### Task to carry out
Your answer should be a single number: the count of lines containing the string "auteur".

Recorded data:
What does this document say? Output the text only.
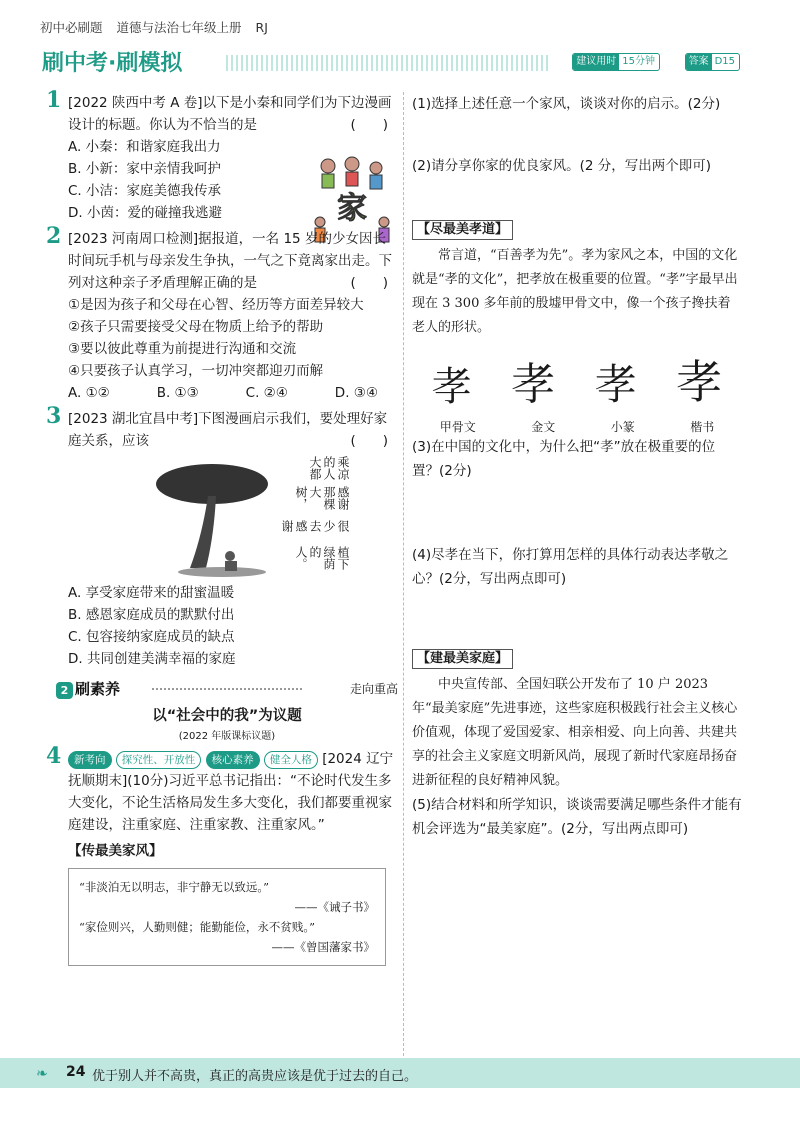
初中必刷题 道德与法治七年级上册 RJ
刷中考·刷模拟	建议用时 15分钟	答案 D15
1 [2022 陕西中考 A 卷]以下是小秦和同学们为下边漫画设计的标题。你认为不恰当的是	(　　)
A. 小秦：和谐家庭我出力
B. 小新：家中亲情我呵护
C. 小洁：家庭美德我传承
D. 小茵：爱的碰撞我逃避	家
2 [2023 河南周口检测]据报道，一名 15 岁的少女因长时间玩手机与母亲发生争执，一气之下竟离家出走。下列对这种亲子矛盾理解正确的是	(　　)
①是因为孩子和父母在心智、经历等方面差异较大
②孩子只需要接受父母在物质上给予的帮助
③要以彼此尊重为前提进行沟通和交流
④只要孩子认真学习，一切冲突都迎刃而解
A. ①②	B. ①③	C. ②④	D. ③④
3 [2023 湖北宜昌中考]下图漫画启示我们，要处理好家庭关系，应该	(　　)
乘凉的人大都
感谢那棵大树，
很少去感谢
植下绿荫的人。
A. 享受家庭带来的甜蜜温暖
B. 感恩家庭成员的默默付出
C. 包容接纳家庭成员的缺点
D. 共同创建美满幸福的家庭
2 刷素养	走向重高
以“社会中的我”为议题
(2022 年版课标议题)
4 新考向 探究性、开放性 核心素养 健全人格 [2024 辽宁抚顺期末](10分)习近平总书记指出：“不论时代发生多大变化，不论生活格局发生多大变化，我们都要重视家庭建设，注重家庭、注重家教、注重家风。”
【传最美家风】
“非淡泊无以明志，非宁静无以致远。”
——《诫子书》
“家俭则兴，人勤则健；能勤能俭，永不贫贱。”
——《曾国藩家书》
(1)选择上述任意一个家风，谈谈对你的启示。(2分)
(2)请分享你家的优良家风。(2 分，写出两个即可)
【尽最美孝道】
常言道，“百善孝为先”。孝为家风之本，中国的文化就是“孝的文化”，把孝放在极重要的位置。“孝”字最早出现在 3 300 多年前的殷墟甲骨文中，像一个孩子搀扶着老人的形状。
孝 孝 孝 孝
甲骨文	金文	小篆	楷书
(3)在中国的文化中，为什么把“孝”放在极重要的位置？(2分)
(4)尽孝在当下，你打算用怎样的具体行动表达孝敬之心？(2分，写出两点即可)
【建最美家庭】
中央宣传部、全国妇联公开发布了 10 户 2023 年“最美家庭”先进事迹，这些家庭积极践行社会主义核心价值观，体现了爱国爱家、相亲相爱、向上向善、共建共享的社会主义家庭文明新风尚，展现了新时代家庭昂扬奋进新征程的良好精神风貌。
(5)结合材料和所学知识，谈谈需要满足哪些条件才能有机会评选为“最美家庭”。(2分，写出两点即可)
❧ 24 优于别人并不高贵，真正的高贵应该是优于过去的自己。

...

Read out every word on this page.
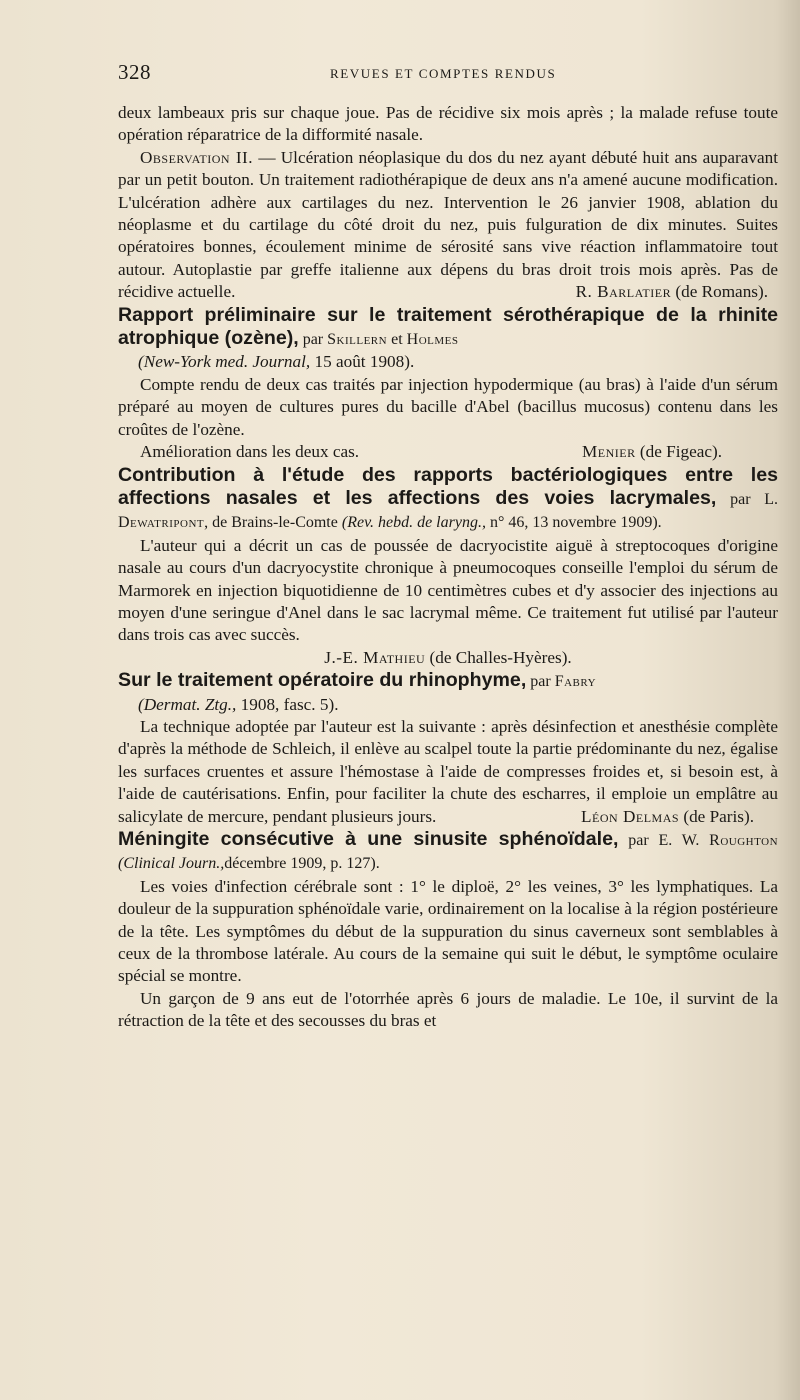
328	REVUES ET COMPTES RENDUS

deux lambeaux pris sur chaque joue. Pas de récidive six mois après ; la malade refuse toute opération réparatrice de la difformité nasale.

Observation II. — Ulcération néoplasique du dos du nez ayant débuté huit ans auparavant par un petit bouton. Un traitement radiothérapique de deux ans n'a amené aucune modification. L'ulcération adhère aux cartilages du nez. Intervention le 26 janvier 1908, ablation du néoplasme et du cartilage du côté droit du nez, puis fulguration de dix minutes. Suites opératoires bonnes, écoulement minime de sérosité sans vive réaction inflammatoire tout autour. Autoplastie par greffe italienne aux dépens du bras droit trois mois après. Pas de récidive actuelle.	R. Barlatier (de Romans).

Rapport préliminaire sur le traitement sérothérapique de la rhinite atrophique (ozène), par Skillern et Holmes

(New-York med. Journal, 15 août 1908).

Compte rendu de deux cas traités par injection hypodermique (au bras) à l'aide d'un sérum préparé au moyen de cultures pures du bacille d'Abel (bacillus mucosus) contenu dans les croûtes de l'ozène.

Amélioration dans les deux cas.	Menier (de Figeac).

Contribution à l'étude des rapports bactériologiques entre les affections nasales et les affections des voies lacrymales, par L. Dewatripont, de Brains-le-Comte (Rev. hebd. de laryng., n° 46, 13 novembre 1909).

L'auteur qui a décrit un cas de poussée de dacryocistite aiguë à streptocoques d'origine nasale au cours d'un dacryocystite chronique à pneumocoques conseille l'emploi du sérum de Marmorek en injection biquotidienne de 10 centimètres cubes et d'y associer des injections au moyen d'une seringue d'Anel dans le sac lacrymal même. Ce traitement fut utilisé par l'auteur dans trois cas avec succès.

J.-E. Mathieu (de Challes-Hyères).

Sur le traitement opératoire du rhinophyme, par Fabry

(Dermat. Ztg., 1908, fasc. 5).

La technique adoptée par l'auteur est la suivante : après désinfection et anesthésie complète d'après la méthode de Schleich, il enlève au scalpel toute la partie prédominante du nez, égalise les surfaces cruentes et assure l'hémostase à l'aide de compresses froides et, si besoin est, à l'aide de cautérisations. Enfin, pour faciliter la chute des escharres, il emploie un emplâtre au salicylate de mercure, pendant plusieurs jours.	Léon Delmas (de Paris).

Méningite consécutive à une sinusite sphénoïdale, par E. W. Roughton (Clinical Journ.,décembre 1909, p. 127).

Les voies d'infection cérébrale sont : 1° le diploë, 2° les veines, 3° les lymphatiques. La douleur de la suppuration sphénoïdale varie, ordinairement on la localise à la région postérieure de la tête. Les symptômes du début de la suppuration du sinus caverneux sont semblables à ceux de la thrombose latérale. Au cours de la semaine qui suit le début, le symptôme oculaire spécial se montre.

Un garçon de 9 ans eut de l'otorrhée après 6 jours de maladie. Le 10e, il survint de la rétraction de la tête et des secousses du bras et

### Result
2